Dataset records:
━━━

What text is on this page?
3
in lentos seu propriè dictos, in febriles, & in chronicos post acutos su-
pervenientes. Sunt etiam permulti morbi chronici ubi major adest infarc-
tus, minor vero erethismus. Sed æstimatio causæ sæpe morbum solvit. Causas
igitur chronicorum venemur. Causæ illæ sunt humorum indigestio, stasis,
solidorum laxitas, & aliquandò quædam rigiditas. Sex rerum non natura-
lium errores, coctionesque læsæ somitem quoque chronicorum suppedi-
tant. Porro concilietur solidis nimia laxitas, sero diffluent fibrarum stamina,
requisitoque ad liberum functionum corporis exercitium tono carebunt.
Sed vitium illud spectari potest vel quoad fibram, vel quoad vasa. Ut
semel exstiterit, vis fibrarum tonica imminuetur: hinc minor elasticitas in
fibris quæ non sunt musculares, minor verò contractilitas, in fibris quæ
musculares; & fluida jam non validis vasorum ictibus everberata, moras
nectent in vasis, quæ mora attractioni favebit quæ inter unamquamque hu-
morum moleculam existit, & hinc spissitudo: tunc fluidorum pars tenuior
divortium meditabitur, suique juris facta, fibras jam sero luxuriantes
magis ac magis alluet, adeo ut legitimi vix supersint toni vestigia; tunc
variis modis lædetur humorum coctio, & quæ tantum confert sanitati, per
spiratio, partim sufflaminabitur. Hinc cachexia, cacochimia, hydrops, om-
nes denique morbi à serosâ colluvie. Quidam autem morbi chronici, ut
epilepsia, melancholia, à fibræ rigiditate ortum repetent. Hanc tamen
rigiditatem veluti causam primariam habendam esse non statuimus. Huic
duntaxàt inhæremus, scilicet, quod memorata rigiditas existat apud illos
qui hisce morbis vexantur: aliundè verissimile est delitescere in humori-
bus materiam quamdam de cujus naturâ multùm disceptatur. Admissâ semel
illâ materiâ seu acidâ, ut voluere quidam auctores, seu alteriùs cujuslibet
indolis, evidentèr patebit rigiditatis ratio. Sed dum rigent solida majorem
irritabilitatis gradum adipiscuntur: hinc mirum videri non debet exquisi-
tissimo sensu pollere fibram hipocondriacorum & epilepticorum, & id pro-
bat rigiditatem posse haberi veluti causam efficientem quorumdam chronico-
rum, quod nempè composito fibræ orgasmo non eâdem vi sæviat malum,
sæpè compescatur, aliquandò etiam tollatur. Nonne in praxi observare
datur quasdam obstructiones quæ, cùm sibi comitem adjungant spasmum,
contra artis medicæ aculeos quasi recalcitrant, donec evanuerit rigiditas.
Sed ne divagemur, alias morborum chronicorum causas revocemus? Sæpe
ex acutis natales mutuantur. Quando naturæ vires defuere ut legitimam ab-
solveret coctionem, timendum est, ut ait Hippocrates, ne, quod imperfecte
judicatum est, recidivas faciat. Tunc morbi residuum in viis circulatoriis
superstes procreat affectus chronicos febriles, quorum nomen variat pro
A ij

━━━

WORK TO DO:
From the records above, please extract every line and repeat it exactly.

SOLUTION TO THIS TASK:
What text is on this page?
3
in lentos seu propriè dictos, in febriles, & in chronicos post acutos su-
pervenientes. Sunt etiam permulti morbi chronici ubi major adest infarc-
tus, minor vero erethismus. Sed æstimatio causæ sæpe morbum solvit. Causas
igitur chronicorum venemur. Causæ illæ sunt humorum indigestio, stasis,
solidorum laxitas, & aliquandò quædam rigiditas. Sex rerum non natura-
lium errores, coctionesque læsæ somitem quoque chronicorum suppedi-
tant. Porro concilietur solidis nimia laxitas, sero diffluent fibrarum stamina,
requisitoque ad liberum functionum corporis exercitium tono carebunt.
Sed vitium illud spectari potest vel quoad fibram, vel quoad vasa. Ut
semel exstiterit, vis fibrarum tonica imminuetur: hinc minor elasticitas in
fibris quæ non sunt musculares, minor verò contractilitas, in fibris quæ
musculares; & fluida jam non validis vasorum ictibus everberata, moras
nectent in vasis, quæ mora attractioni favebit quæ inter unamquamque hu-
morum moleculam existit, & hinc spissitudo: tunc fluidorum pars tenuior
divortium meditabitur, suique juris facta, fibras jam sero luxuriantes
magis ac magis alluet, adeo ut legitimi vix supersint toni vestigia; tunc
variis modis lædetur humorum coctio, & quæ tantum confert sanitati, per
spiratio, partim sufflaminabitur. Hinc cachexia, cacochimia, hydrops, om-
nes denique morbi à serosâ colluvie. Quidam autem morbi chronici, ut
epilepsia, melancholia, à fibræ rigiditate ortum repetent. Hanc tamen
rigiditatem veluti causam primariam habendam esse non statuimus. Huic
duntaxàt inhæremus, scilicet, quod memorata rigiditas existat apud illos
qui hisce morbis vexantur: aliundè verissimile est delitescere in humori-
bus materiam quamdam de cujus naturâ multùm disceptatur. Admissâ semel
illâ materiâ seu acidâ, ut voluere quidam auctores, seu alteriùs cujuslibet
indolis, evidentèr patebit rigiditatis ratio. Sed dum rigent solida majorem
irritabilitatis gradum adipiscuntur: hinc mirum videri non debet exquisi-
tissimo sensu pollere fibram hipocondriacorum & epilepticorum, & id pro-
bat rigiditatem posse haberi veluti causam efficientem quorumdam chronico-
rum, quod nempè composito fibræ orgasmo non eâdem vi sæviat malum,
sæpè compescatur, aliquandò etiam tollatur. Nonne in praxi observare
datur quasdam obstructiones quæ, cùm sibi comitem adjungant spasmum,
contra artis medicæ aculeos quasi recalcitrant, donec evanuerit rigiditas.
Sed ne divagemur, alias morborum chronicorum causas revocemus? Sæpe
ex acutis natales mutuantur. Quando naturæ vires defuere ut legitimam ab-
solveret coctionem, timendum est, ut ait Hippocrates, ne, quod imperfecte
judicatum est, recidivas faciat. Tunc morbi residuum in viis circulatoriis
superstes procreat affectus chronicos febriles, quorum nomen variat pro
A ij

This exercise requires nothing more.